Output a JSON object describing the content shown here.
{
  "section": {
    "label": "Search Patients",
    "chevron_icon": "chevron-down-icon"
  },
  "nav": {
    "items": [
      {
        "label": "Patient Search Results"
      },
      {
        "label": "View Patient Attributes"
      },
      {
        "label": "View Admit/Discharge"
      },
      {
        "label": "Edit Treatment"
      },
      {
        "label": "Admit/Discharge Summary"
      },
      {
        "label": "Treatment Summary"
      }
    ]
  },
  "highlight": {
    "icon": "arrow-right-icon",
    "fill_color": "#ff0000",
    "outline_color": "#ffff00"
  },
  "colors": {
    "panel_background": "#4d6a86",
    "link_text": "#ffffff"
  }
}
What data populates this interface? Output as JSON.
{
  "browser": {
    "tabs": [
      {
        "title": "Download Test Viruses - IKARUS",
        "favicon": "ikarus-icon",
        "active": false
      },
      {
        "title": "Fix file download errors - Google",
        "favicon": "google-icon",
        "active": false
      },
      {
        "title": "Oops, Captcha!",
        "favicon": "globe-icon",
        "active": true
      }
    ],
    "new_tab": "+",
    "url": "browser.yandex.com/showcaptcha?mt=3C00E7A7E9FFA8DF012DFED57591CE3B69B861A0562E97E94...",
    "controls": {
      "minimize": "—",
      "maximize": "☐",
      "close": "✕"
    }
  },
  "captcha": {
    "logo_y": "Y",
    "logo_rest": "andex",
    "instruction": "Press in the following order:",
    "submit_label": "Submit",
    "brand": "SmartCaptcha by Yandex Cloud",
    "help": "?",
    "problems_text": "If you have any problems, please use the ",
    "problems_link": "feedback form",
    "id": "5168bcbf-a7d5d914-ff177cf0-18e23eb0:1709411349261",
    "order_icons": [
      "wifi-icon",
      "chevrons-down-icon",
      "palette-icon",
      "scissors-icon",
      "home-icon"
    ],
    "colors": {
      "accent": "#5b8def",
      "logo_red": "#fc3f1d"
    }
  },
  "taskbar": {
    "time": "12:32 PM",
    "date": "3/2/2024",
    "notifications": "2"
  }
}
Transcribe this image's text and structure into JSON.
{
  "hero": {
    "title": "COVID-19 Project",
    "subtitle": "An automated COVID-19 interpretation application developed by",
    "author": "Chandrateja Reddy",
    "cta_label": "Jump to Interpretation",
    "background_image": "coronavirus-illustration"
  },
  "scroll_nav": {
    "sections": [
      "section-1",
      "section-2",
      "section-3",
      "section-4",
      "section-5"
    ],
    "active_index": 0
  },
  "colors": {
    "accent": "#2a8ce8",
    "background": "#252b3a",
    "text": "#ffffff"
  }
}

● Required action
Your response must contain the complete listing, copied without deviation.

● Exercise answer
Output a JSON object describing the content shown here.
{
  "section": {
    "label": "Search Patients",
    "chevron_icon": "chevron-down-icon"
  },
  "nav": {
    "items": [
      {
        "label": "Patient Search Results"
      },
      {
        "label": "View Patient Attributes"
      },
      {
        "label": "View Admit/Discharge"
      },
      {
        "label": "Edit Treatment"
      },
      {
        "label": "Admit/Discharge Summary"
      },
      {
        "label": "Treatment Summary"
      }
    ]
  },
  "highlight": {
    "icon": "arrow-right-icon",
    "fill_color": "#ff0000",
    "outline_color": "#ffff00"
  },
  "colors": {
    "panel_background": "#4d6a86",
    "link_text": "#ffffff"
  }
}
What data populates this interface? Output as JSON.
{
  "browser": {
    "tabs": [
      {
        "title": "Download Test Viruses - IKARUS",
        "favicon": "ikarus-icon",
        "active": false
      },
      {
        "title": "Fix file download errors - Google",
        "favicon": "google-icon",
        "active": false
      },
      {
        "title": "Oops, Captcha!",
        "favicon": "globe-icon",
        "active": true
      }
    ],
    "new_tab": "+",
    "url": "browser.yandex.com/showcaptcha?mt=3C00E7A7E9FFA8DF012DFED57591CE3B69B861A0562E97E94...",
    "controls": {
      "minimize": "—",
      "maximize": "☐",
      "close": "✕"
    }
  },
  "captcha": {
    "logo_y": "Y",
    "logo_rest": "andex",
    "instruction": "Press in the following order:",
    "submit_label": "Submit",
    "brand": "SmartCaptcha by Yandex Cloud",
    "help": "?",
    "problems_text": "If you have any problems, please use the ",
    "problems_link": "feedback form",
    "id": "5168bcbf-a7d5d914-ff177cf0-18e23eb0:1709411349261",
    "order_icons": [
      "wifi-icon",
      "chevrons-down-icon",
      "palette-icon",
      "scissors-icon",
      "home-icon"
    ],
    "colors": {
      "accent": "#5b8def",
      "logo_red": "#fc3f1d"
    }
  },
  "taskbar": {
    "time": "12:32 PM",
    "date": "3/2/2024",
    "notifications": "2"
  }
}
Transcribe this image's text and structure into JSON.
{
  "hero": {
    "title": "COVID-19 Project",
    "subtitle": "An automated COVID-19 interpretation application developed by",
    "author": "Chandrateja Reddy",
    "cta_label": "Jump to Interpretation",
    "background_image": "coronavirus-illustration"
  },
  "scroll_nav": {
    "sections": [
      "section-1",
      "section-2",
      "section-3",
      "section-4",
      "section-5"
    ],
    "active_index": 0
  },
  "colors": {
    "accent": "#2a8ce8",
    "background": "#252b3a",
    "text": "#ffffff"
  }
}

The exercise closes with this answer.